__Task__. In the material below, the lines containing the word "text" are required; copy each of them.
------------------------------------
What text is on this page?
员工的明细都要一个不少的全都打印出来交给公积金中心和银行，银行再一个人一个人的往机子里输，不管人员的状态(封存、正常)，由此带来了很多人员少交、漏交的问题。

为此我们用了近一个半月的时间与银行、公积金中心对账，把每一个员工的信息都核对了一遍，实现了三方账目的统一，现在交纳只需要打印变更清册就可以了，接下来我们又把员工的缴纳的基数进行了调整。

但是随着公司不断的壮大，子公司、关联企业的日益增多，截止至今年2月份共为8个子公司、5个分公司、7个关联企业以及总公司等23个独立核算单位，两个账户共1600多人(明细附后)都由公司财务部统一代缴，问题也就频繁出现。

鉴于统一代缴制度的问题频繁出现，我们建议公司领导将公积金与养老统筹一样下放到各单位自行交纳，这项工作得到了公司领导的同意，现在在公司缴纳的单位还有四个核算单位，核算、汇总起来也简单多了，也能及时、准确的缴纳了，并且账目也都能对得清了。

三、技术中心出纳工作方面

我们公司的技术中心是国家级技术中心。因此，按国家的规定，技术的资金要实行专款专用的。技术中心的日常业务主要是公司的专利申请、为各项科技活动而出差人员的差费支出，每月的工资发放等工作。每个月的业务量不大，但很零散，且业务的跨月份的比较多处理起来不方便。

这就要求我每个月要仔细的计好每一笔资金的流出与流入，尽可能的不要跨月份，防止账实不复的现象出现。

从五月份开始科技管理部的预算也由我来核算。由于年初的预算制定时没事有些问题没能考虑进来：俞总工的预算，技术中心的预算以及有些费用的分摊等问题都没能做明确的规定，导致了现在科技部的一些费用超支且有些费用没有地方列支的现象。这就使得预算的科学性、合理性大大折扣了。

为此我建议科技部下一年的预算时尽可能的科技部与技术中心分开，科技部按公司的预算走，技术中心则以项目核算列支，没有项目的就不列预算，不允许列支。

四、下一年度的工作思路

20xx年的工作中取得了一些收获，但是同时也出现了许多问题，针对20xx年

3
------------------------------------
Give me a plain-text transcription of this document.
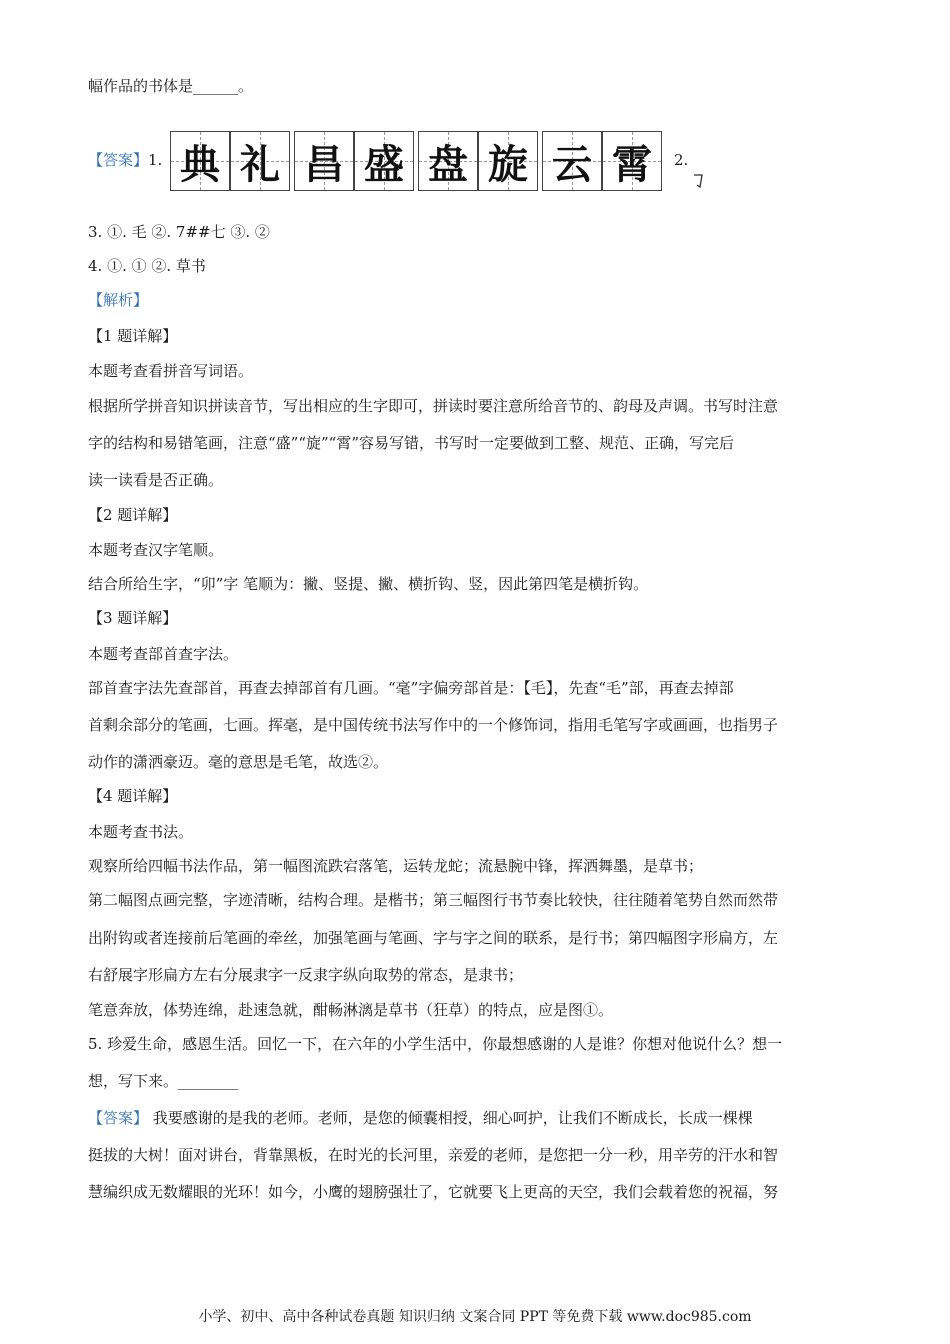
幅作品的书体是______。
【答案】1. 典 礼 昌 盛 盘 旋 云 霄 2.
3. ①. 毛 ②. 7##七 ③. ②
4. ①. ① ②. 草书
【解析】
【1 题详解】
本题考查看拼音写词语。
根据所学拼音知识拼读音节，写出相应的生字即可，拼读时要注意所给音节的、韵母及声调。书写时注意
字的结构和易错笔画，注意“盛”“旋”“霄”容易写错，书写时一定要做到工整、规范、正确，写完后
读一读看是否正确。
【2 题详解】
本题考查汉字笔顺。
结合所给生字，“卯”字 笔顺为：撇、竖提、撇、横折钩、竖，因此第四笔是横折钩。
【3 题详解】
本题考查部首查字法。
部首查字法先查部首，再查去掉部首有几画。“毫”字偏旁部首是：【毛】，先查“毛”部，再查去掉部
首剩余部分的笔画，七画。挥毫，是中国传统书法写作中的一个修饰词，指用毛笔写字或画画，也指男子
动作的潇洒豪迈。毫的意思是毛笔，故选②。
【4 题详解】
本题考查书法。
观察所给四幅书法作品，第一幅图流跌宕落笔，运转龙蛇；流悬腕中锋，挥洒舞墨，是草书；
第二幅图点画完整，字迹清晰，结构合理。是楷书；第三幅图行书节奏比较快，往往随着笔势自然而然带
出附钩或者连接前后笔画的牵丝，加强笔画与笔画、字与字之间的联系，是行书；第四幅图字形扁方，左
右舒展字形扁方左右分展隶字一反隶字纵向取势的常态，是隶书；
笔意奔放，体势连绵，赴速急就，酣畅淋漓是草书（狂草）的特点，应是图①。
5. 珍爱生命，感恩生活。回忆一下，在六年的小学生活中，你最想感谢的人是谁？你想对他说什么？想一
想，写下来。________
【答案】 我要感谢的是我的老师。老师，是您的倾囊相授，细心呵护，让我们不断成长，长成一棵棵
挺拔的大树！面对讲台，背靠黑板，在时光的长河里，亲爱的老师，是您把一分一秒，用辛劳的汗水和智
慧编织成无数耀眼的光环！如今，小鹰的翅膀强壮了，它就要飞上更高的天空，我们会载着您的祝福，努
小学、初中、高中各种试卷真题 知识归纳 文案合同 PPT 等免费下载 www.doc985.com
------------------------------------
__Exercise answer__.
What text is on this page?
Give me a plain-text transcription of this document.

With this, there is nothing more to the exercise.